_Exercise objective_
The answer is a single number: how many lines hold the string "Visual".

>> BEGIN Given data

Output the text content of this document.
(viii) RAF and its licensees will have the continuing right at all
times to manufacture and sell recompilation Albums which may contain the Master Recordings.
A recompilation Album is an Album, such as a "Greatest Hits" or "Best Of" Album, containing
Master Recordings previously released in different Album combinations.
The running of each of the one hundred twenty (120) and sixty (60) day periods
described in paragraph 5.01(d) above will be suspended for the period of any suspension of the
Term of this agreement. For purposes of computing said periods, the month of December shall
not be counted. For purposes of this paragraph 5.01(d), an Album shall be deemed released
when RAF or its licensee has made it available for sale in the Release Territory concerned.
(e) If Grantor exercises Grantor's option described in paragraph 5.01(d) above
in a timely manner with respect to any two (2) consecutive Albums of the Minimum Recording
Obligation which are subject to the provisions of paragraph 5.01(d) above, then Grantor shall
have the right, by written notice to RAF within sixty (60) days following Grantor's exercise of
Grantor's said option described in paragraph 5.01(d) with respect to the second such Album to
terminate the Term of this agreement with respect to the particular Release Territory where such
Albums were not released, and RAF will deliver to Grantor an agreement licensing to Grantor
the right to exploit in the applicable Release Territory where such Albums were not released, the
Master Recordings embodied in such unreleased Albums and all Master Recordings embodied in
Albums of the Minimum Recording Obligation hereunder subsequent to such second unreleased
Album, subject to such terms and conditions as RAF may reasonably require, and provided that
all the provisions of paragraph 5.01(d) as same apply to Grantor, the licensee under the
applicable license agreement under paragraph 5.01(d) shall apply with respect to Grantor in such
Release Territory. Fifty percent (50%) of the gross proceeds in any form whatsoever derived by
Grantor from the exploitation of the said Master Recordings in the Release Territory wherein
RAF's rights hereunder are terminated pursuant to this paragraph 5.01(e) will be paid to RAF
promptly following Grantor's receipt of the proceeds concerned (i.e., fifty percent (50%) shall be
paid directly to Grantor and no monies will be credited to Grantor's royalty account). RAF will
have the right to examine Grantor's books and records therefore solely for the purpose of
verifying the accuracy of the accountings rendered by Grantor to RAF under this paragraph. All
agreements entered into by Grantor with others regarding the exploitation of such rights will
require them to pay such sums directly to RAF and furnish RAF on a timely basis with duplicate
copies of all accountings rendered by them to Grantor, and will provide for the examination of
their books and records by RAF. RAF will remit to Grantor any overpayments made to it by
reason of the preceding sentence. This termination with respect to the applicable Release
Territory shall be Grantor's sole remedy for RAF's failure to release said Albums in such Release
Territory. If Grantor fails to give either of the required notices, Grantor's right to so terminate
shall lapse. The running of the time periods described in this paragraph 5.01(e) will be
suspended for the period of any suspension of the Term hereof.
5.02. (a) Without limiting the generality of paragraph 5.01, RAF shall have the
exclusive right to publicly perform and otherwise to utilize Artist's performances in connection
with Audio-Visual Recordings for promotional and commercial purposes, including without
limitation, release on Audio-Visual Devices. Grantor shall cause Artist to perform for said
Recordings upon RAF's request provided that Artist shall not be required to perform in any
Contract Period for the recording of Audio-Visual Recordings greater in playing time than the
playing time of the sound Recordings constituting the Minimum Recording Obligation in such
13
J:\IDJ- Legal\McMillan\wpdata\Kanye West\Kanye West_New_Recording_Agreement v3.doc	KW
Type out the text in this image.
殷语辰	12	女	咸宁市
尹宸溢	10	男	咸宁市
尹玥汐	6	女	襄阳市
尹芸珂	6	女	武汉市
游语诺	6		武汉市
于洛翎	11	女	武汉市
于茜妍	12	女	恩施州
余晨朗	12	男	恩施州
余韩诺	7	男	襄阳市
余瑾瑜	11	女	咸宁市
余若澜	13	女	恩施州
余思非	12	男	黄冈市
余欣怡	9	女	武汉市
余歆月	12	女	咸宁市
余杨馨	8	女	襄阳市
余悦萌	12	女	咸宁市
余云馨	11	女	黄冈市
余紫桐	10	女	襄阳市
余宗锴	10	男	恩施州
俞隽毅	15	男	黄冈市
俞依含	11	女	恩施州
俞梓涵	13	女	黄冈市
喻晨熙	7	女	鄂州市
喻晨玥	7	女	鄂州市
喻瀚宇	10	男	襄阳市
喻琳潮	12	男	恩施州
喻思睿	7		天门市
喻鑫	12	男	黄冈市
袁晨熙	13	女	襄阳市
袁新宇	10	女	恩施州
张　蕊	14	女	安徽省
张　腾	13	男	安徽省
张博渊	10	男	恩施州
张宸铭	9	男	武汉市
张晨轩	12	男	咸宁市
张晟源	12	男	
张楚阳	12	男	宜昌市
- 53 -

>> END Given data

_Output for this task_
3